YOUR TASK:
Copy all lines holding the word "name" from the entries.

DATA ENTRIES:

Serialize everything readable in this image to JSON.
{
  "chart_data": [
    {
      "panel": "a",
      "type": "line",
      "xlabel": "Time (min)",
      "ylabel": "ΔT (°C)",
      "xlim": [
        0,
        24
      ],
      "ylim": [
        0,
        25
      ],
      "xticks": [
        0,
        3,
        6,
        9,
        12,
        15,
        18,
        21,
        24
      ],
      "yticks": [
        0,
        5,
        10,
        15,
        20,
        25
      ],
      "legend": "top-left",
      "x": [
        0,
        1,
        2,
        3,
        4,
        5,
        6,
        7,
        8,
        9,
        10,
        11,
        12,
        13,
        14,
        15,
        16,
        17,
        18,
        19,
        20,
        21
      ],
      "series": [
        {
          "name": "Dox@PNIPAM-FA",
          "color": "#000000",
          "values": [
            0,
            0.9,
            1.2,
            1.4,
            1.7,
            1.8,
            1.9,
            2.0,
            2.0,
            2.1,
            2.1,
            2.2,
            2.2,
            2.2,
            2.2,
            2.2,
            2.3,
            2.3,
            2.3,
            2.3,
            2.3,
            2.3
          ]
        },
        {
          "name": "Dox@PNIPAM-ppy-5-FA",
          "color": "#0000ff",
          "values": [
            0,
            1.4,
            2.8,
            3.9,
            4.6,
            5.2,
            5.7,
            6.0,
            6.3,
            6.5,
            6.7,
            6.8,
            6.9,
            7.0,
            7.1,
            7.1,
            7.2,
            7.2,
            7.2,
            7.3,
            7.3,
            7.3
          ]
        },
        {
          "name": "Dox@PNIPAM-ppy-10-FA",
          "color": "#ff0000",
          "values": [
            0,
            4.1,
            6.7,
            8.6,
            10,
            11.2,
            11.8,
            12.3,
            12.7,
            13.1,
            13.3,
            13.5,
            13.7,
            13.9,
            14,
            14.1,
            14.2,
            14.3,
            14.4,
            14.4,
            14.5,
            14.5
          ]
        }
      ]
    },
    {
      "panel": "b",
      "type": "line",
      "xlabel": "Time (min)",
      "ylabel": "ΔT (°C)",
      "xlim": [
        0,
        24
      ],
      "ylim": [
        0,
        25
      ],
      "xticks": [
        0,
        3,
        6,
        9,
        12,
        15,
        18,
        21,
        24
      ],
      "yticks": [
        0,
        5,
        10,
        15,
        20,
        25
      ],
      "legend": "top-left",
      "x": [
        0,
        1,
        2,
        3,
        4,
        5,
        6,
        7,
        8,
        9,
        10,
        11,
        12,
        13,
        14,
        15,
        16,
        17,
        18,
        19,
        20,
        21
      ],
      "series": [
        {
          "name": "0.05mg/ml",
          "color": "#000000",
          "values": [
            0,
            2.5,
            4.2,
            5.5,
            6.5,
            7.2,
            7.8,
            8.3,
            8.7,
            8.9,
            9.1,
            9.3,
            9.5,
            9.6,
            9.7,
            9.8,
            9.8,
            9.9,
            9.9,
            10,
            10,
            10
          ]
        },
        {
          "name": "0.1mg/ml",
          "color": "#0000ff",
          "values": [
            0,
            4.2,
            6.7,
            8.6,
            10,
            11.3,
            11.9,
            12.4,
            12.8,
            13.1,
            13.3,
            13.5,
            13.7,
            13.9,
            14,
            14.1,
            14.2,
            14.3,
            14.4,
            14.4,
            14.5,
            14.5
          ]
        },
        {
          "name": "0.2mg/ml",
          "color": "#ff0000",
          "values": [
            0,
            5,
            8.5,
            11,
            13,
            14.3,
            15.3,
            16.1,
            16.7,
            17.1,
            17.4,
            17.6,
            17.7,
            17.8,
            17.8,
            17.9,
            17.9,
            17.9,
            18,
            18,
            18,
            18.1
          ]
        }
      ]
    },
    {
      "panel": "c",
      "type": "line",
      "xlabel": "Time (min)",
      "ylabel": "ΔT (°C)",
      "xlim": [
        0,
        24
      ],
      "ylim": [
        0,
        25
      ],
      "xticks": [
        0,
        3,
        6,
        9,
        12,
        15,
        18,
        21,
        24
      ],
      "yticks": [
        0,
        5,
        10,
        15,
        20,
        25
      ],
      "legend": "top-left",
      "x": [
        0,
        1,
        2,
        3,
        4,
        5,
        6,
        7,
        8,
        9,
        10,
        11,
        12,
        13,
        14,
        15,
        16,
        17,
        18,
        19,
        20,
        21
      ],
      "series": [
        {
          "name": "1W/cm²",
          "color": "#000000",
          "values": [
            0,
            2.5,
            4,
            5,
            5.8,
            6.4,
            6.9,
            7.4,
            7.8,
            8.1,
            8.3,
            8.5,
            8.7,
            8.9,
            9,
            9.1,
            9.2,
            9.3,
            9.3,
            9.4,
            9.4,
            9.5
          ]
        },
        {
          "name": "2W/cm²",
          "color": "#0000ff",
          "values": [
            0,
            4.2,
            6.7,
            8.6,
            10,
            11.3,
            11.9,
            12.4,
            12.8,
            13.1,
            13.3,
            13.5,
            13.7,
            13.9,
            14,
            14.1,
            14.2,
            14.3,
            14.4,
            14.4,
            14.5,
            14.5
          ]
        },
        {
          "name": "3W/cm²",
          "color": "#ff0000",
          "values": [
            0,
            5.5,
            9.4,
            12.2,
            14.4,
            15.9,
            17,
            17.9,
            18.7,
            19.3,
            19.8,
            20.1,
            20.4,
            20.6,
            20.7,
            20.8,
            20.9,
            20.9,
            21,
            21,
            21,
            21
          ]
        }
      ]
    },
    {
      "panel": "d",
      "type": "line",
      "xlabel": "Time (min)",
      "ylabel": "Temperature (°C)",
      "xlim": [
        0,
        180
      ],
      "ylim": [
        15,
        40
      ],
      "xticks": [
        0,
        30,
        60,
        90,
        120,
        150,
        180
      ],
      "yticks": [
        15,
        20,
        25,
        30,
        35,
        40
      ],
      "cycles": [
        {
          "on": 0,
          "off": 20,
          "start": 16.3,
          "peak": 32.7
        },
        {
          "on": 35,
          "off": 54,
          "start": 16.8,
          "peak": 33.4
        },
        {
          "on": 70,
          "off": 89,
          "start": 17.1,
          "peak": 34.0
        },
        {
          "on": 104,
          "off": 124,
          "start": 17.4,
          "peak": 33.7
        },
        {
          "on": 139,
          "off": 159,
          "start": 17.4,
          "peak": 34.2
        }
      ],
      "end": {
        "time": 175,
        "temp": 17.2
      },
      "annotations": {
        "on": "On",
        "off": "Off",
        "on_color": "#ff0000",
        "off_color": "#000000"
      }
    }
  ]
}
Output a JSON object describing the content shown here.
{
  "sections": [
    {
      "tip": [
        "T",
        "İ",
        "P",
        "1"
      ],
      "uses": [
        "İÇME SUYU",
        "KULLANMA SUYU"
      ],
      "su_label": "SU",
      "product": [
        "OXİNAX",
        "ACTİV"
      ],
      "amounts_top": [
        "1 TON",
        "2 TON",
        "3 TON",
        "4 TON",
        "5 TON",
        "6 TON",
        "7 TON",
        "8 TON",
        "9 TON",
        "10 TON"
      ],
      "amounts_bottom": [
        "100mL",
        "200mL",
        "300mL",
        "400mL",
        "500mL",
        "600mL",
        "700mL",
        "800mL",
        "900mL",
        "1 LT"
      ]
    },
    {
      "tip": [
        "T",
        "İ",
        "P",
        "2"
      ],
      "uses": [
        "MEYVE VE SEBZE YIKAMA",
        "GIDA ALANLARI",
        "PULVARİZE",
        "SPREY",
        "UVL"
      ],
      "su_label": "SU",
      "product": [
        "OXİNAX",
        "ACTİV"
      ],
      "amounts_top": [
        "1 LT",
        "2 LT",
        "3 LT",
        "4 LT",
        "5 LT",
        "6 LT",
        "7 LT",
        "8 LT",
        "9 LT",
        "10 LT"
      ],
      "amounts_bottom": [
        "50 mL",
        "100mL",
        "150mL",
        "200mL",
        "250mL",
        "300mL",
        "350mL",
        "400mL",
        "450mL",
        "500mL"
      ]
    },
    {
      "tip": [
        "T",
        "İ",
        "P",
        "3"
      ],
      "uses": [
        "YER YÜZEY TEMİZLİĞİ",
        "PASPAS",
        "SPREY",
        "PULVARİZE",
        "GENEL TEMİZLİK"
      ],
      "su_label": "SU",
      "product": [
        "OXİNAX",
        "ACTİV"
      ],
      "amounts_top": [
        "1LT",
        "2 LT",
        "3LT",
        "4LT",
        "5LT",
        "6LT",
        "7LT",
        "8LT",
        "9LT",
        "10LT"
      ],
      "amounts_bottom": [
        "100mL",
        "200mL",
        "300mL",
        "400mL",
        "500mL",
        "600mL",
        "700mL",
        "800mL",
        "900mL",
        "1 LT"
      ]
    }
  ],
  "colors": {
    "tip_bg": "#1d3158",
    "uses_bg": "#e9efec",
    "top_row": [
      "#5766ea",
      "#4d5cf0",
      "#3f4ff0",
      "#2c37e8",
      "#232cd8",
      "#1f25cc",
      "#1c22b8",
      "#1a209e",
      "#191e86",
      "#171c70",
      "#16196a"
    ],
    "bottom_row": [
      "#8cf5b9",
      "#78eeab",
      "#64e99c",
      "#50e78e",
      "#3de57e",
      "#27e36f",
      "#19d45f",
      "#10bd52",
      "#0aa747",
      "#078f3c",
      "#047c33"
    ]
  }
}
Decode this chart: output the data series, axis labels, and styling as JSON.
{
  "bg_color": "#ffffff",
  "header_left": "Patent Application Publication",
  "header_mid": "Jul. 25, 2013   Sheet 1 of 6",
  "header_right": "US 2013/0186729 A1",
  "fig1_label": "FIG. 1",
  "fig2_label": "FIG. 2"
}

RESPONSE TO THE EXERCISE:
          "name": "Dox@PNIPAM-FA",
          "name": "Dox@PNIPAM-ppy-5-FA",
          "name": "Dox@PNIPAM-ppy-10-FA",
          "name": "0.05mg/ml",
          "name": "0.1mg/ml",
          "name": "0.2mg/ml",
          "name": "1W/cm²",
          "name": "2W/cm²",
          "name": "3W/cm²",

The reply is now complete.